REQUIRED WORK:
The entries below should be quoted exactly, with no pictures carried over.

## start

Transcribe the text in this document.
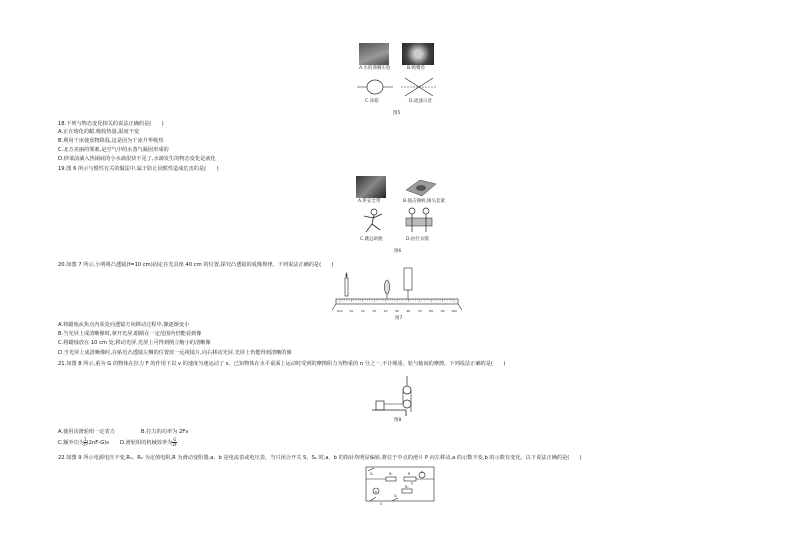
A.水的沸腾实验	B.鸭嘴兽
C.冰箱	D.流速示意
图5
18.下列与物态变化相关的说法正确的是(　　)
A.正在熔化的蜡,吸收热量,温度不变
B.利用干冰使食物降温,这是因为干冰升华吸热
C.北方美丽的雾凇,是空气中的水蒸气凝固形成的
D.炒菜前滴入热锅底的小水滴很快不见了,水滴发生的物态变化是液化
19.图 6 所示与惯性有关的做法中,属于防止因惯性造成危害的是(　　)
A.系安全带	B.撞击锤柄,锤头套紧
C.跳远助跑	D.拍打衣服
图6
20.如图 7 所示,小明将凸透镜(f=10 cm)固定在光具座 40 cm 的位置,探究凸透镜的成像规律。下列说法正确的是(　　)
0cm 10	20	30	40	50	60	70	80	90 100
图7
A.将蜡烛从焦点内某处向透镜方向移动过程中,像逐渐变小
B.当光屏上成清晰像时,拿开光屏,眼睛在一定范围内仍能看到像
C.将蜡烛放在 10 cm 处,移动光屏,光屏上可得到倒立缩小的清晰像
D.当光屏上成清晰像时,在贴近凸透镜左侧的位置放一远视镜片,向右移动光屏,光屏上仍能得到清晰的像
21.如图 8 所示,重为 G 的物体在拉力 F 的作用下以 v 的速度匀速运动了 s。已知物体在水平桌面上运动时受到的摩擦阻力为物重的 n 分之一,不计绳重、轮与轴间的摩擦。下列说法正确的是(　　)
图8
A.使用该滑轮组一定省力	B.拉力的功率为 2Fv
C.额外功为 $\frac{1}{n} (2nF-G)s$ D.滑轮组的机械效率为 $\frac{G}{2F}$
22.如图 9 所示电源电压不变,R₁、R₂ 为定值电阻,R 为滑动变阻器,a、b 是电流表或电压表。当只闭合开关 S、S₁ 时,a、b 的指针均明显偏转,将位于中点的滑片 P 向左移动,a 的示数不变,b 的示数有变化。以下说法正确的是(　　)
S₁	R₁	R
P
a
b
R₂
S₂
S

## end

SOLUTION TO THIS EXERCISE:
Transcribe the text in this document.
A.水的沸腾实验	B.鸭嘴兽
C.冰箱	D.流速示意
图5
18.下列与物态变化相关的说法正确的是(　　)
A.正在熔化的蜡,吸收热量,温度不变
B.利用干冰使食物降温,这是因为干冰升华吸热
C.北方美丽的雾凇,是空气中的水蒸气凝固形成的
D.炒菜前滴入热锅底的小水滴很快不见了,水滴发生的物态变化是液化
19.图 6 所示与惯性有关的做法中,属于防止因惯性造成危害的是(　　)
A.系安全带	B.撞击锤柄,锤头套紧
C.跳远助跑	D.拍打衣服
图6
20.如图 7 所示,小明将凸透镜(f=10 cm)固定在光具座 40 cm 的位置,探究凸透镜的成像规律。下列说法正确的是(　　)
0cm 10	20	30	40	50	60	70	80	90 100
图7
A.将蜡烛从焦点内某处向透镜方向移动过程中,像逐渐变小
B.当光屏上成清晰像时,拿开光屏,眼睛在一定范围内仍能看到像
C.将蜡烛放在 10 cm 处,移动光屏,光屏上可得到倒立缩小的清晰像
D.当光屏上成清晰像时,在贴近凸透镜左侧的位置放一远视镜片,向右移动光屏,光屏上仍能得到清晰的像
21.如图 8 所示,重为 G 的物体在拉力 F 的作用下以 v 的速度匀速运动了 s。已知物体在水平桌面上运动时受到的摩擦阻力为物重的 n 分之一,不计绳重、轮与轴间的摩擦。下列说法正确的是(　　)
图8
A.使用该滑轮组一定省力	B.拉力的功率为 2Fv
C.额外功为 $\frac{1}{n} (2nF-G)s$ D.滑轮组的机械效率为 $\frac{G}{2F}$
22.如图 9 所示电源电压不变,R₁、R₂ 为定值电阻,R 为滑动变阻器,a、b 是电流表或电压表。当只闭合开关 S、S₁ 时,a、b 的指针均明显偏转,将位于中点的滑片 P 向左移动,a 的示数不变,b 的示数有变化。以下说法正确的是(　　)
S₁	R₁	R
P
a
b
R₂
S₂
S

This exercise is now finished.